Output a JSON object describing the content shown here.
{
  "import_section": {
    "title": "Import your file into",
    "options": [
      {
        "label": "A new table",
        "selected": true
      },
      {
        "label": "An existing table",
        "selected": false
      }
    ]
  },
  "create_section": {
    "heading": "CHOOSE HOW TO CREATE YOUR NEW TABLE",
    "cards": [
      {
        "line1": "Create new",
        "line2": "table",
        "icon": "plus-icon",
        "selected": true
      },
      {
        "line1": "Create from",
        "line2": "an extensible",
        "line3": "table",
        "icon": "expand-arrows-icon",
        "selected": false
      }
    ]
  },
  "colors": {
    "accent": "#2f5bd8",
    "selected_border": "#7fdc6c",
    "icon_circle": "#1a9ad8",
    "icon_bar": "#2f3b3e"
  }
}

===============

# WORK TO BE COMPLETED
What do the records say? Quote them all exactly.

# FINAL RESULT
Output a JSON object describing the content shown here.
{
  "import_section": {
    "title": "Import your file into",
    "options": [
      {
        "label": "A new table",
        "selected": true
      },
      {
        "label": "An existing table",
        "selected": false
      }
    ]
  },
  "create_section": {
    "heading": "CHOOSE HOW TO CREATE YOUR NEW TABLE",
    "cards": [
      {
        "line1": "Create new",
        "line2": "table",
        "icon": "plus-icon",
        "selected": true
      },
      {
        "line1": "Create from",
        "line2": "an extensible",
        "line3": "table",
        "icon": "expand-arrows-icon",
        "selected": false
      }
    ]
  },
  "colors": {
    "accent": "#2f5bd8",
    "selected_border": "#7fdc6c",
    "icon_circle": "#1a9ad8",
    "icon_bar": "#2f3b3e"
  }
}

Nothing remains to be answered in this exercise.